*Stated problem*:
Without changing a character, return the entries, but not the images they hold.

*Provided information*:

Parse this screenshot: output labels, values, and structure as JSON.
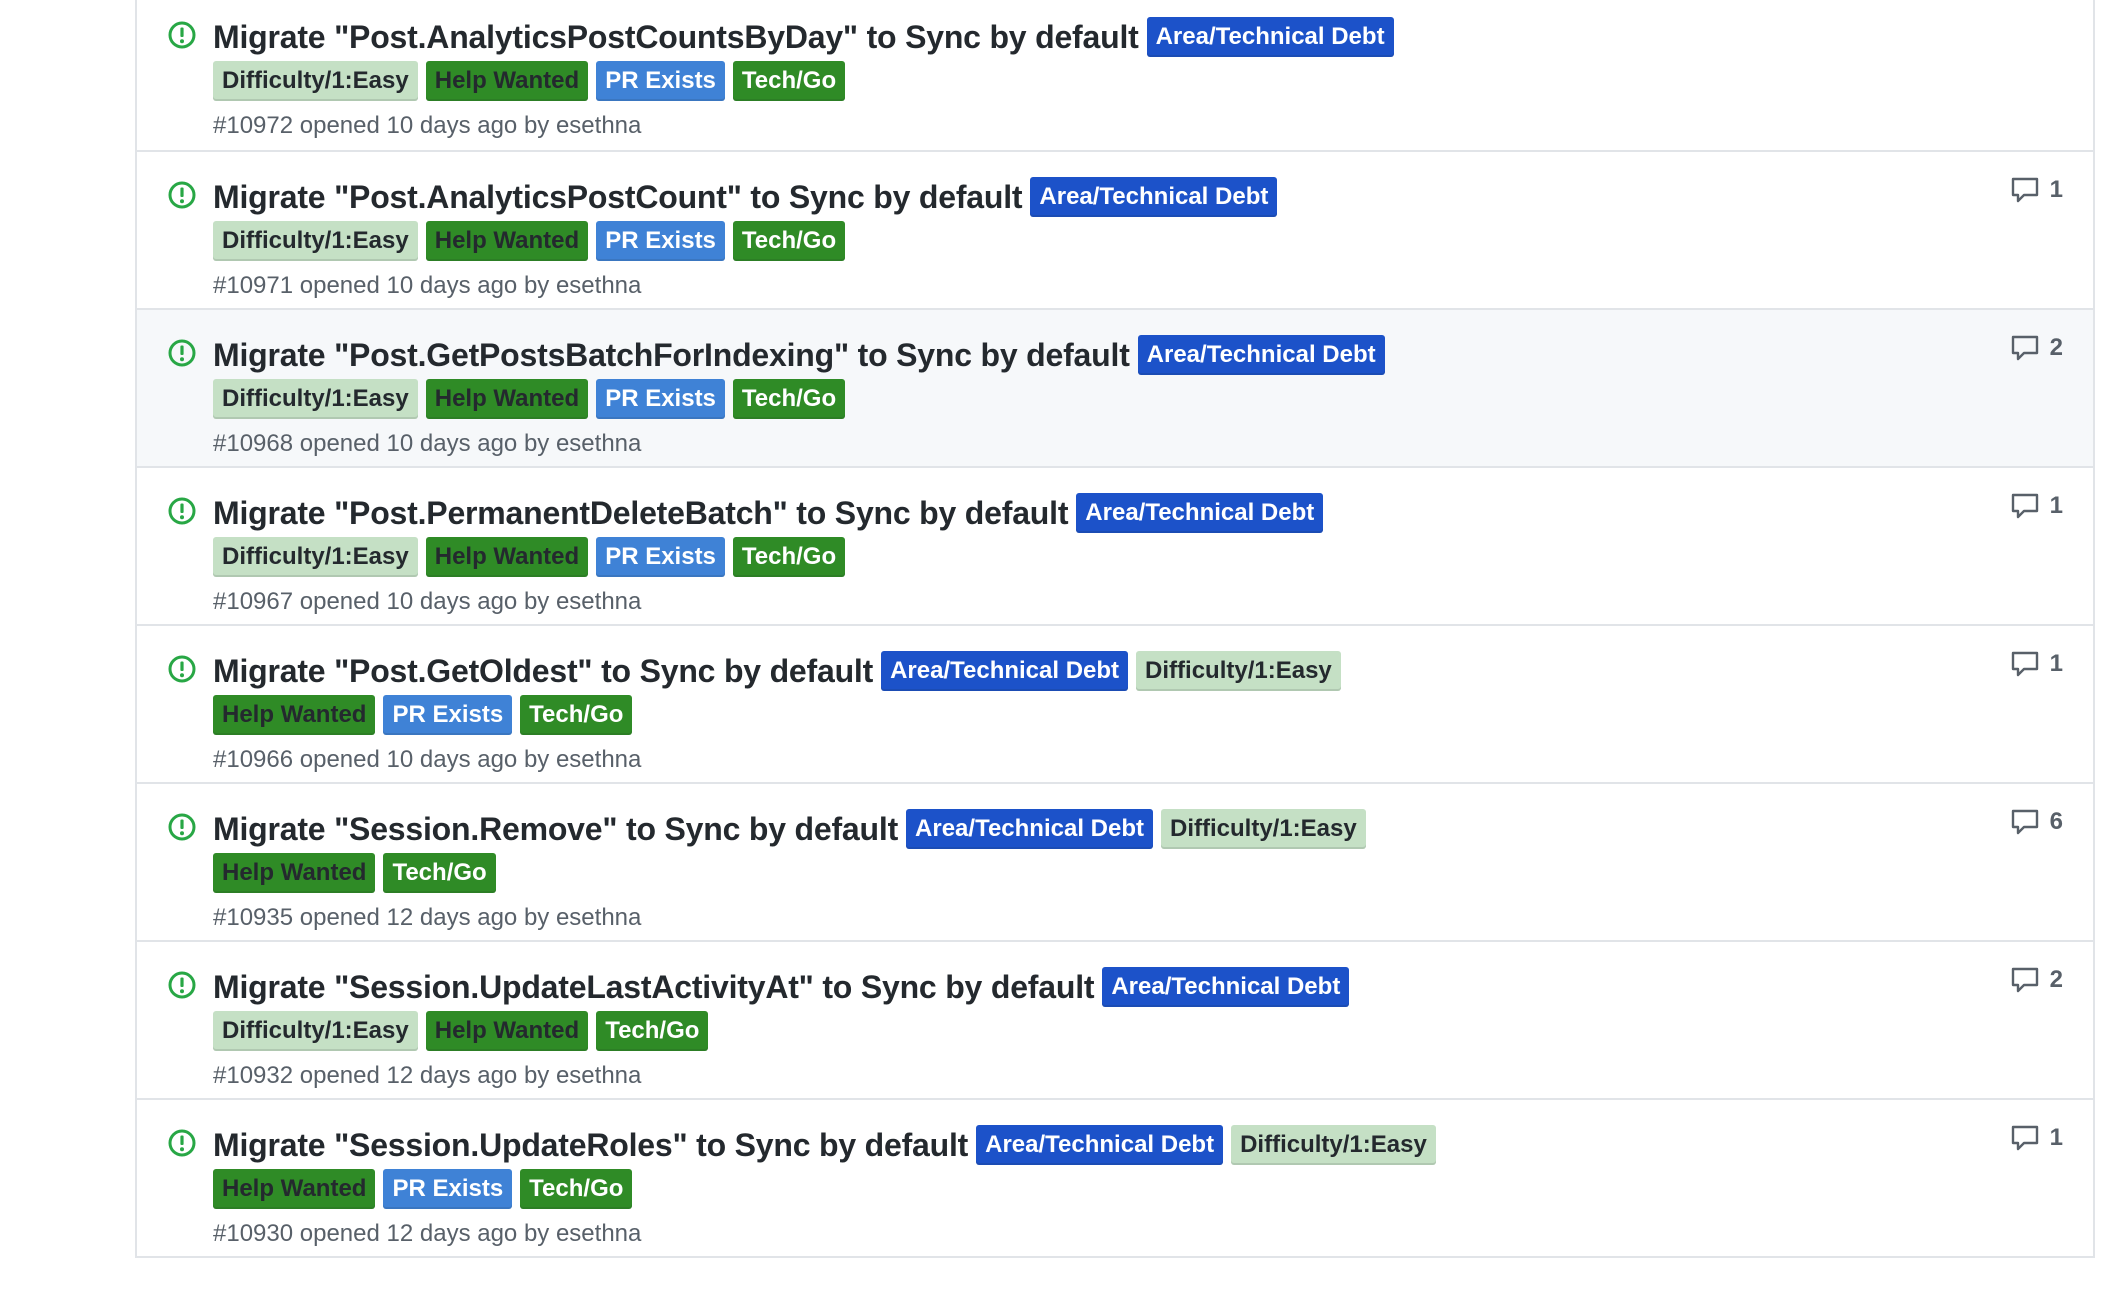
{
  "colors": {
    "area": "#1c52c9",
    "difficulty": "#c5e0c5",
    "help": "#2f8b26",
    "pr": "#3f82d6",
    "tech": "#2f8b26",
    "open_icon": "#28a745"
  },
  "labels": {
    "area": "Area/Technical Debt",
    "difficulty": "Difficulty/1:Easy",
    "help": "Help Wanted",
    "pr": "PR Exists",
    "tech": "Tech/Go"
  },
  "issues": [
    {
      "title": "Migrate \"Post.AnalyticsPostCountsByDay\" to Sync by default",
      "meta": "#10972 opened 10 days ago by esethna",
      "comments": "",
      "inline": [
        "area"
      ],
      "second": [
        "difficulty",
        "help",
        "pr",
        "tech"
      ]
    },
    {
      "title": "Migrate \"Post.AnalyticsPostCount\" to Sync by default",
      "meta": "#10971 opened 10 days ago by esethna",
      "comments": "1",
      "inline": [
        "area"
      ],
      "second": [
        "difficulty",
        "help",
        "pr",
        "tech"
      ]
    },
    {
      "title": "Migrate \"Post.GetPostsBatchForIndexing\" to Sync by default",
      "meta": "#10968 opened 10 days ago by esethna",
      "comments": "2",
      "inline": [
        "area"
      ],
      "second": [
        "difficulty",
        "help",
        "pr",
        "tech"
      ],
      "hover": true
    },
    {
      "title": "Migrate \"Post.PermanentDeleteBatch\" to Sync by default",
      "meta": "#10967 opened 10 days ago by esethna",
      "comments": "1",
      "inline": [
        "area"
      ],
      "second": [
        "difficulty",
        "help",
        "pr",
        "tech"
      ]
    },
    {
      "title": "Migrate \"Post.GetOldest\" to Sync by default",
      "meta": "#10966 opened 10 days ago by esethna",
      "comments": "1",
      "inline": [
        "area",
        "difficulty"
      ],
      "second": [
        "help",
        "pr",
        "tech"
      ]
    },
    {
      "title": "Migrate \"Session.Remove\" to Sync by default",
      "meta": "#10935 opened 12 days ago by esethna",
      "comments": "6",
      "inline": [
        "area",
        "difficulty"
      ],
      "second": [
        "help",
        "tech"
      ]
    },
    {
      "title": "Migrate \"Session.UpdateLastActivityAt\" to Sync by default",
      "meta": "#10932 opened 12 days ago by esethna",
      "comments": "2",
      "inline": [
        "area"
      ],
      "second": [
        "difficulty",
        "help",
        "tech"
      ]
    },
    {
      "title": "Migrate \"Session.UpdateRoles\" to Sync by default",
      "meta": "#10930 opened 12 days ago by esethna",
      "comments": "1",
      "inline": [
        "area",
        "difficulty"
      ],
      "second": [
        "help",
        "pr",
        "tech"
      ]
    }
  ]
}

*Result of this task*:
Parse this screenshot: output labels, values, and structure as JSON.
{
  "colors": {
    "area": "#1c52c9",
    "difficulty": "#c5e0c5",
    "help": "#2f8b26",
    "pr": "#3f82d6",
    "tech": "#2f8b26",
    "open_icon": "#28a745"
  },
  "labels": {
    "area": "Area/Technical Debt",
    "difficulty": "Difficulty/1:Easy",
    "help": "Help Wanted",
    "pr": "PR Exists",
    "tech": "Tech/Go"
  },
  "issues": [
    {
      "title": "Migrate \"Post.AnalyticsPostCountsByDay\" to Sync by default",
      "meta": "#10972 opened 10 days ago by esethna",
      "comments": "",
      "inline": [
        "area"
      ],
      "second": [
        "difficulty",
        "help",
        "pr",
        "tech"
      ]
    },
    {
      "title": "Migrate \"Post.AnalyticsPostCount\" to Sync by default",
      "meta": "#10971 opened 10 days ago by esethna",
      "comments": "1",
      "inline": [
        "area"
      ],
      "second": [
        "difficulty",
        "help",
        "pr",
        "tech"
      ]
    },
    {
      "title": "Migrate \"Post.GetPostsBatchForIndexing\" to Sync by default",
      "meta": "#10968 opened 10 days ago by esethna",
      "comments": "2",
      "inline": [
        "area"
      ],
      "second": [
        "difficulty",
        "help",
        "pr",
        "tech"
      ],
      "hover": true
    },
    {
      "title": "Migrate \"Post.PermanentDeleteBatch\" to Sync by default",
      "meta": "#10967 opened 10 days ago by esethna",
      "comments": "1",
      "inline": [
        "area"
      ],
      "second": [
        "difficulty",
        "help",
        "pr",
        "tech"
      ]
    },
    {
      "title": "Migrate \"Post.GetOldest\" to Sync by default",
      "meta": "#10966 opened 10 days ago by esethna",
      "comments": "1",
      "inline": [
        "area",
        "difficulty"
      ],
      "second": [
        "help",
        "pr",
        "tech"
      ]
    },
    {
      "title": "Migrate \"Session.Remove\" to Sync by default",
      "meta": "#10935 opened 12 days ago by esethna",
      "comments": "6",
      "inline": [
        "area",
        "difficulty"
      ],
      "second": [
        "help",
        "tech"
      ]
    },
    {
      "title": "Migrate \"Session.UpdateLastActivityAt\" to Sync by default",
      "meta": "#10932 opened 12 days ago by esethna",
      "comments": "2",
      "inline": [
        "area"
      ],
      "second": [
        "difficulty",
        "help",
        "tech"
      ]
    },
    {
      "title": "Migrate \"Session.UpdateRoles\" to Sync by default",
      "meta": "#10930 opened 12 days ago by esethna",
      "comments": "1",
      "inline": [
        "area",
        "difficulty"
      ],
      "second": [
        "help",
        "pr",
        "tech"
      ]
    }
  ]
}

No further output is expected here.